◆ Task data:
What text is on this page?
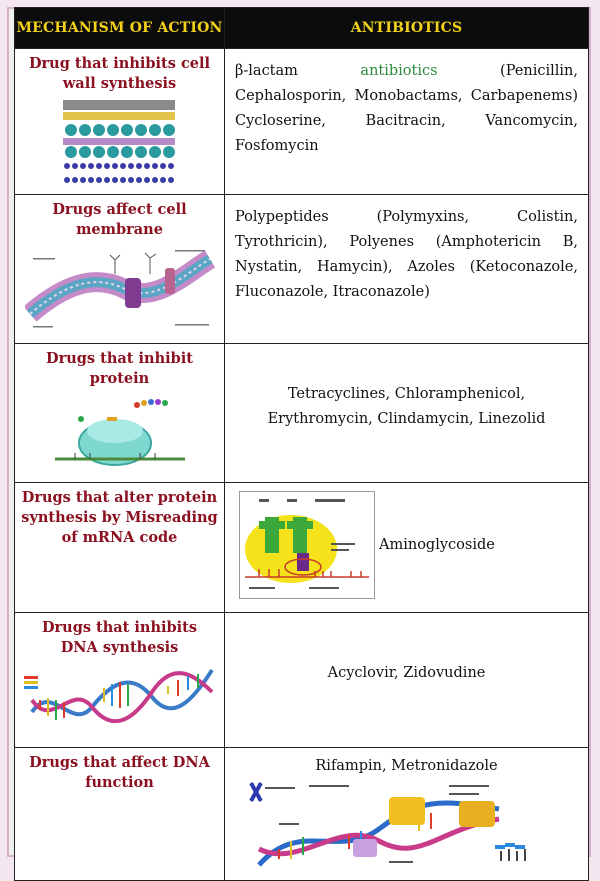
MECHANISM OF ACTION	ANTIBIOTICS

Drug that inhibits cell wall synthesis	β-lactam antibiotics (Penicillin, Cephalosporin, Monobactams, Carbapenems) Cycloserine, Bacitracin, Vancomycin, Fosfomycin

Drugs affect cell membrane	Polypeptides (Polymyxins, Colistin, Tyrothricin), Polyenes (Amphotericin B, Nystatin, Hamycin), Azoles (Ketoconazole, Fluconazole, Itraconazole)

Drugs that inhibit protein	Tetracyclines, Chloramphenicol, Erythromycin, Clindamycin, Linezolid

Drugs that alter protein synthesis by Misreading of mRNA code	Aminoglycoside

Drugs that inhibits DNA synthesis	Acyclovir, Zidovudine

Drugs that affect DNA function	Rifampin, Metronidazole
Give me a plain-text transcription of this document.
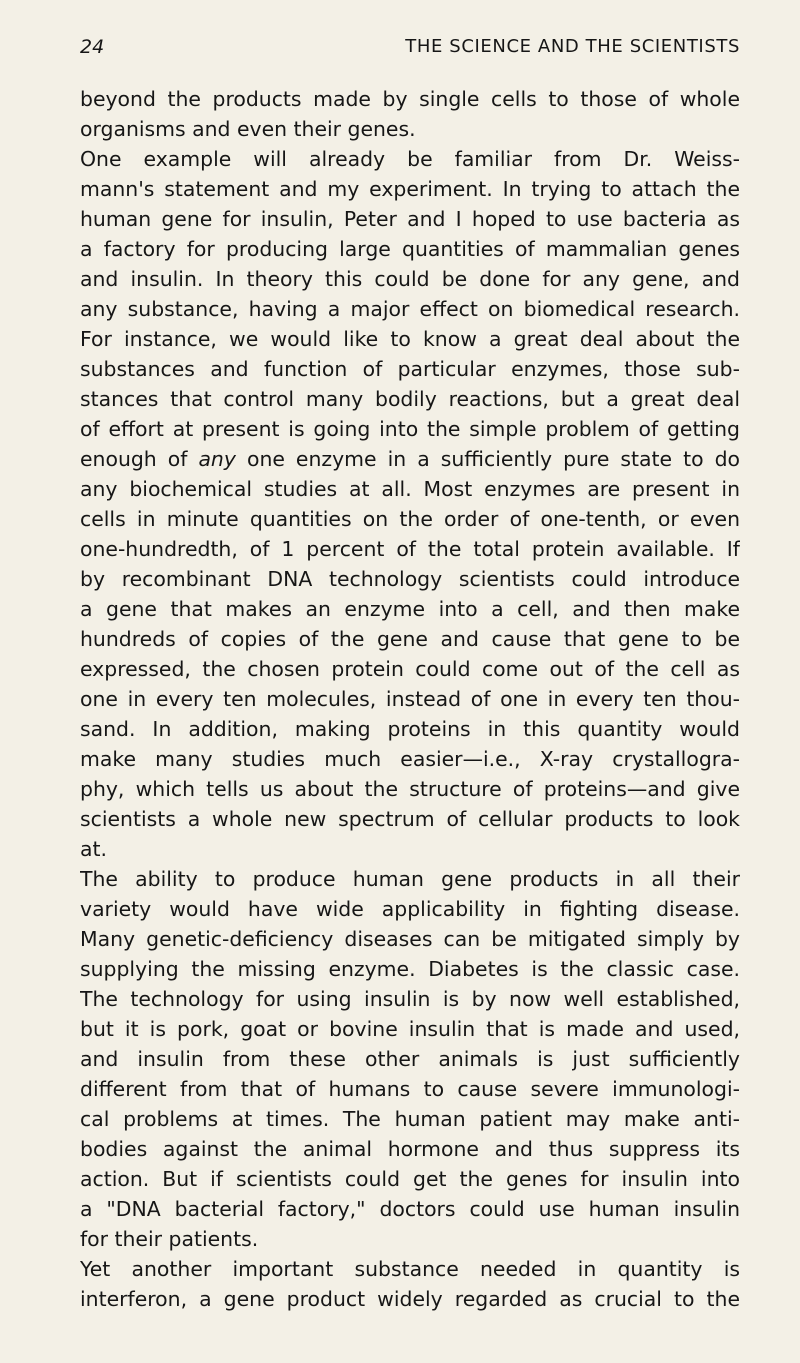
24	THE SCIENCE AND THE SCIENTISTS
beyond the products made by single cells to those of whole
organisms and even their genes.
One example will already be familiar from Dr. Weiss-
mann's statement and my experiment. In trying to attach the
human gene for insulin, Peter and I hoped to use bacteria as
a factory for producing large quantities of mammalian genes
and insulin. In theory this could be done for any gene, and
any substance, having a major effect on biomedical research.
For instance, we would like to know a great deal about the
substances and function of particular enzymes, those sub-
stances that control many bodily reactions, but a great deal
of effort at present is going into the simple problem of getting
enough of any one enzyme in a sufficiently pure state to do
any biochemical studies at all. Most enzymes are present in
cells in minute quantities on the order of one-tenth, or even
one-hundredth, of 1 percent of the total protein available. If
by recombinant DNA technology scientists could introduce
a gene that makes an enzyme into a cell, and then make
hundreds of copies of the gene and cause that gene to be
expressed, the chosen protein could come out of the cell as
one in every ten molecules, instead of one in every ten thou-
sand. In addition, making proteins in this quantity would
make many studies much easier—i.e., X-ray crystallogra-
phy, which tells us about the structure of proteins—and give
scientists a whole new spectrum of cellular products to look
at.
The ability to produce human gene products in all their
variety would have wide applicability in fighting disease.
Many genetic-deficiency diseases can be mitigated simply by
supplying the missing enzyme. Diabetes is the classic case.
The technology for using insulin is by now well established,
but it is pork, goat or bovine insulin that is made and used,
and insulin from these other animals is just sufficiently
different from that of humans to cause severe immunologi-
cal problems at times. The human patient may make anti-
bodies against the animal hormone and thus suppress its
action. But if scientists could get the genes for insulin into
a "DNA bacterial factory," doctors could use human insulin
for their patients.
Yet another important substance needed in quantity is
interferon, a gene product widely regarded as crucial to the
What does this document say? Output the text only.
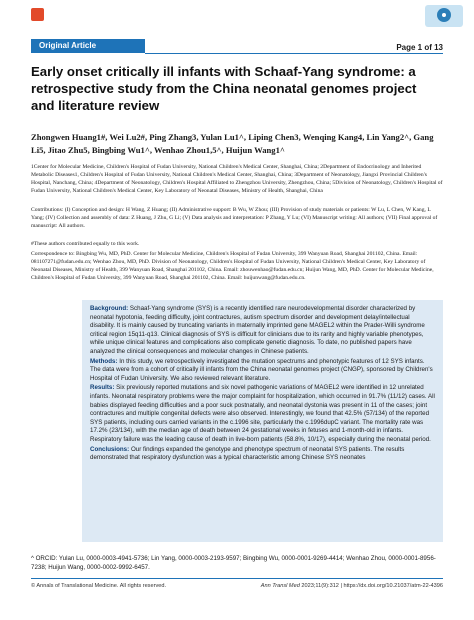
Original Article	Page 1 of 13
Early onset critically ill infants with Schaaf-Yang syndrome: a retrospective study from the China neonatal genomes project and literature review

Zhongwen Huang1#, Wei Lu2#, Ping Zhang3, Yulan Lu1^, Liping Chen3, Wenqing Kang4, Lin Yang2^, Gang Li5, Jitao Zhu5, Bingbing Wu1^, Wenhao Zhou1,5^, Huijun Wang1^

1Center for Molecular Medicine, Children's Hospital of Fudan University, National Children's Medical Center, Shanghai, China; 2Department of Endocrinology and Inherited Metabolic Diseases1, Children's Hospital of Fudan University, National Children's Medical Center, Shanghai, China; 3Department of Neonatology, Jiangxi Provincial Children's Hospital, Nanchang, China; 4Department of Neonatology, Children's Hospital Affiliated to Zhengzhou University, Zhengzhou, China; 5Division of Neonatology, Children's Hospital of Fudan University, National Children's Medical Center, Key Laboratory of Neonatal Diseases, Ministry of Health, Shanghai, China

Contributions: (I) Conception and design: H Wang, Z Huang; (II) Administrative support: B Wu, W Zhou; (III) Provision of study materials or patients: W Lu, L Chen, W Kang, L Yang; (IV) Collection and assembly of data: Z Huang, J Zhu, G Li; (V) Data analysis and interpretation: P Zhang, Y Lu; (VI) Manuscript writing: All authors; (VII) Final approval of manuscript: All authors.

#These authors contributed equally to this work.

Correspondence to: Bingbing Wu, MD, PhD. Center for Molecular Medicine, Children's Hospital of Fudan University, 399 Wanyuan Road, Shanghai 201102, China. Email: 081107271@fudan.edu.cn; Wenhao Zhou, MD, PhD. Division of Neonatology, Children's Hospital of Fudan University, National Children's Medical Center, Key Laboratory of Neonatal Diseases, Ministry of Health, 399 Wanyuan Road, Shanghai 201102, China. Email: zhouwenhao@fudan.edu.cn; Huijun Wang, MD, PhD. Center for Molecular Medicine, Children's Hospital of Fudan University, 399 Wanyuan Road, Shanghai 201102, China. Email: huijunwang@fudan.edu.cn.

Background: Schaaf-Yang syndrome (SYS) is a recently identified rare neurodevelopmental disorder characterized by neonatal hypotonia, feeding difficulty, joint contractures, autism spectrum disorder and development delay/intellectual disability. It is mainly caused by truncating variants in maternally imprinted gene MAGEL2 within the Prader-Willi syndrome critical region 15q11-q13. Clinical diagnosis of SYS is difficult for clinicians due to its rarity and highly variable phenotypes, while unique clinical features and complications also complicate genetic diagnosis. To date, no published papers have analyzed the clinical consequences and molecular changes in Chinese patients.

Methods: In this study, we retrospectively investigated the mutation spectrums and phenotypic features of 12 SYS infants. The data were from a cohort of critically ill infants from the China neonatal genomes project (CNGP), sponsored by Children's Hospital of Fudan University. We also reviewed relevant literature.

Results: Six previously reported mutations and six novel pathogenic variations of MAGEL2 were identified in 12 unrelated infants. Neonatal respiratory problems were the major complaint for hospitalization, which occurred in 91.7% (11/12) cases. All babies displayed feeding difficulties and a poor suck postnatally, and neonatal dystonia was present in 11 of the cases; joint contractures and multiple congenital defects were also observed. Interestingly, we found that 42.5% (57/134) of the reported SYS patients, including ours carried variants in the c.1996 site, particularly the c.1996dupC variant. The mortality rate was 17.2% (23/134), with the median age of death between 24 gestational weeks in fetuses and 1-month-old in infants. Respiratory failure was the leading cause of death in live-born patients (58.8%, 10/17), especially during the neonatal period.

Conclusions: Our findings expanded the genotype and phenotype spectrum of neonatal SYS patients. The results demonstrated that respiratory dysfunction was a typical characteristic among Chinese SYS neonates

^ ORCID: Yulan Lu, 0000-0003-4941-5736; Lin Yang, 0000-0003-2193-9597; Bingbing Wu, 0000-0001-9269-4414; Wenhao Zhou, 0000-0001-8956-7238; Huijun Wang, 0000-0002-9992-6457.

© Annals of Translational Medicine. All rights reserved.	Ann Transl Med 2023;11(9):312 | https://dx.doi.org/10.21037/atm-22-4396
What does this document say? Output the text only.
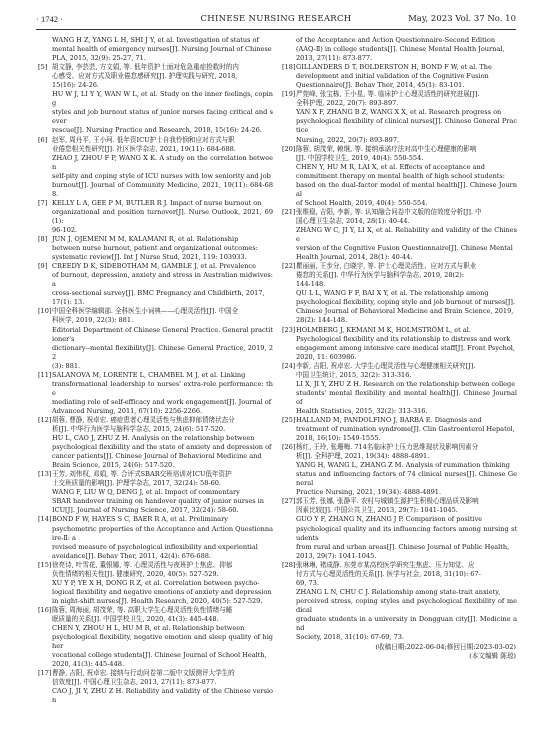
· 1742 ·	CHINESE NURSING RESEARCH	May, 2023 Vol. 37 No. 10
WANG H Z, YANG L H, SHI J Y, et al. Investigation of status of
mental health of emergency nurses[J]. Nursing Journal of Chinese
PLA, 2015, 32(9): 25-27, 71.
[5] 胡文静, 李芸芸, 方文娟, 等. 低年资护士面对危急重症抢救时的内
心感受、应对方式及职业倦怠感研究[J]. 护理实践与研究, 2018,
15(16): 24-26.
HU W J, LI Y Y, WAN W L, et al. Study on the inner feelings, coping
styles and job burnout status of junior nurses facing critical and sever
rescue[J]. Nursing Practice and Research, 2018, 15(16): 24-26.
[6] 赵军, 周丹平, 王小珂. 低年资ICU护士自我怜悯和应对方式与职
业倦怠相关性研究[J]. 社区医学杂志, 2021, 19(11): 684-688.
ZHAO J, ZHOU F P, WANG X K. A study on the correlation between
self-pity and coping style of ICU nurses with low seniority and job
burnout[J]. Journal of Community Medicine, 2021, 19(11): 684-688.
[7] KELLY L A, GEE P M, BUTLER R J. Impact of nurse burnout on
organizational and position turnover[J]. Nurse Outlook, 2021, 69(1):
96-102.
[8] JUN J, OJEMENI M M, KALAMANI R, et al. Relationship
between nurse burnout, patient and organizational outcomes:
systematic review[J]. Int J Nurse Stud, 2021, 119: 103933.
[9] CREEDY D K, SIDEBOTHAM M, GAMBLE J, et al. Prevalence
of burnout, depression, anxiety and stress in Australian midwives: a
cross-sectional survey[J]. BMC Pregnancy and Childbirth, 2017,
17(1): 13.
[10] 中国全科医学编辑部. 全科医生小词典——心理灵活性[J]. 中国全
科医学, 2019, 22(3): 881.
Editorial Department of Chinese General Practice. General practitioner's
dictionary--mental flexibility[J]. Chinese General Practice, 2019, 22
(3): 881.
[11] SALANOVA M, LORENTE L, CHAMBEL M J, et al. Linking
transformational leadership to nurses' extra-role performance: the
mediating role of self-efficacy and work engagement[J]. Journal of
Advanced Nursing, 2011, 67(10): 2256-2266.
[12] 胡蓉, 曹静, 祝卓宏. 癌症患者心理灵活性与焦虑抑郁情绪状态分
析[J]. 中华行为医学与脑科学杂志, 2015, 24(6): 517-520.
HU L, CAO J, ZHU Z H. Analysis on the relationship between
psychological flexibility and the state of anxiety and depression of
cancer patients[J]. Chinese Journal of Behavioral Medicine and
Brain Science, 2015, 24(6): 517-520.
[13] 王芳, 刘伟权, 邓娟, 等. 合评式SBAR交班培训对ICU低年资护
士交班质量的影响[J]. 护理学杂志, 2017, 32(24): 58-60.
WANG F, LIU W Q, DENG J, et al. Impact of commentary
SBAR handover training on handover quality of junior nurses in
ICU[J]. Journal of Nursing Science, 2017, 32(24): 58-60.
[14] BOND F W, HAYES S C, BAER R A, et al. Preliminary
psychometric properties of the Acceptance and Action Questionnaire-Ⅱ: a
revised measure of psychological inflexibility and experiential
avoidance[J]. Behav Ther, 2011, 42(4): 676-688.
[15] 徐亮诗, 叶雪花, 董银娜, 等. 心理灵活性与夜班护士焦虑、抑郁
负性情绪的相关性[J]. 健康研究, 2020, 40(5): 527-529.
XU Y P, YE X H, DONG R Z, et al. Correlation between psycho-
logical flexibility and negative emotions of anxiety and depression
in night-shift nurses[J]. Health Research, 2020, 40(5): 527-529.
[16] 陈蓉, 周海丽, 胡茂荣, 等. 高职大学生心理灵活性负性情绪与睡
眠质量的关系[J]. 中国学校卫生, 2020, 41(3): 445-448.
CHEN Y, ZHOU H L, HU M R, et al. Relationship between
psychological flexibility, negative emotion and sleep quality of higher
vocational college students[J]. Chinese Journal of School Health,
2020, 41(3): 445-448.
[17] 曹静, 吉阳, 祝卓宏. 接纳与行动问卷第二版中文版测评大学生的
信效度[J]. 中国心理卫生杂志, 2013, 27(11): 873-877.
CAO J, JI Y, ZHU Z H. Reliability and validity of the Chinese version
of the Acceptance and Action Questionnaire-Second Edition
(AAQ-Ⅱ) in college students[J]. Chinese Mental Health Journal,
2013, 27(11): 873-877.
[18] GILLANDERS D T, BOLDERSTON H, BOND F W, et al. The
development and initial validation of the Cognitive Fusion
Questionnaire[J]. Behav Ther, 2014, 45(1): 83-101.
[19] 严莞峰, 张宝栋, 王小星, 等. 临床护士心理灵活性的研究进展[J].
全科护理, 2022, 20(7): 893-897.
YAN X F, ZHANG B Z, WANG X X, et al. Research progress on
psychological flexibility of clinical nurses[J]. Chinese General Practice
Nursing, 2022, 20(7): 893-897.
[20] 陈蓉, 胡茂荣, 赖继, 等. 接纳承诺疗法对高中生心理健康的影响
[J]. 中国学校卫生, 2019, 40(4): 550-554.
CHEN Y, HU M R, LAI X, et al. Effects of acceptance and
commitment therapy on mental health of high school students:
based on the dual-factor model of mental health[J]. Chinese Journal
of School Health, 2019, 40(4): 550-554.
[21] 张维稳, 吉阳, 李新, 等. 认知融合问卷中文版的信效度分析[J]. 中
国心理卫生杂志, 2014, 28(1): 40-44.
ZHANG W C, JI Y, LI X, et al. Reliability and validity of the Chinese
version of the Cognitive Fusion Questionnaire[J]. Chinese Mental
Health Journal, 2014, 28(1): 40-44.
[22] 瞿丽丽, 王步分, 白晓宇, 等. 护士心理灵活性、应对方式与职业
倦怠的关系[J]. 中华行为医学与脑科学杂志, 2019, 28(2):
144-148.
QU L L, WANG F F, BAI X Y, et al. The relationship among
psychological flexibility, coping style and job burnout of nurses[J].
Chinese Journal of Behavioral Medicine and Brain Science, 2019,
28(2): 144-148.
[23] HOLMBERG J, KEMANI M K, HOLMSTRÖM L, et al.
Psychological flexibility and its relationship to distress and work
engagement among intensive care medical staff[J]. Front Psychol,
2020, 11: 603986.
[24] 李新, 吉阳, 祝卓宏. 大学生心理灵活性与心理健康相关研究[J].
中国卫生统计, 2015, 32(2): 313-316.
LI X, JI Y, ZHU Z H. Research on the relationship between college
students' mental flexibility and mental health[J]. Chinese Journal of
Health Statistics, 2015, 32(2): 313-316.
[25] HALLAND M, PANDOLFINO J, BARBA E. Diagnosis and
treatment of rumination syndrome[J]. Clin Gastroenterol Hepatol,
2018, 16(10): 1549-1555.
[26] 杨红, 王玲, 张珊梅. 714名临床护士压力思维现状及影响因素分
析[J]. 全科护理, 2021, 19(34): 4888-4891.
YANG H, WANG L, ZHANG Z M. Analysis of rumination thinking
status and influencing factors of 74 clinical nurses[J]. Chinese General
Practice Nursing, 2021, 19(34): 4888-4891.
[27] 郭玉芳, 张娜, 张静平. 农村与城镇生源护生积极心理品质及影响
因素比较[J]. 中国公共卫生, 2013, 29(7): 1041-1045.
GUO Y F, ZHANG N, ZHANG J P. Comparison of positive
psychological quality and its influencing factors among nursing students
from rural and urban areas[J]. Chinese Journal of Public Health,
2013, 29(7): 1041-1045.
[28] 张琳琳, 褚成静. 东莞市某高校医学研究生焦虑、压力知觉、应
付方式与心理灵活性的关系[J]. 医学与社会, 2018, 31(10): 67-
69, 73.
ZHANG L N, CHU C J. Relationship among state-trait anxiety,
perceived stress, coping styles and psychological flexibility of medical
graduate students in a university in Dongguan city[J]. Medicine and
Society, 2018, 31(10): 67-69, 73.
(收稿日期:2022-06-04;修回日期:2023-03-02)
(本文编辑 陈琼)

◆ Your task:
Copy out every line from the material above where the string "affect" turns up.

◆ Your solution:
Drugs affect cell membrane	Polypeptides (Polymyxins, Colistin, Tyrothricin), Polyenes (Amphotericin B, Nystatin, Hamycin), Azoles (Ketoconazole, Fluconazole, Itraconazole)
Drugs that affect DNA function	Rifampin, Metronidazole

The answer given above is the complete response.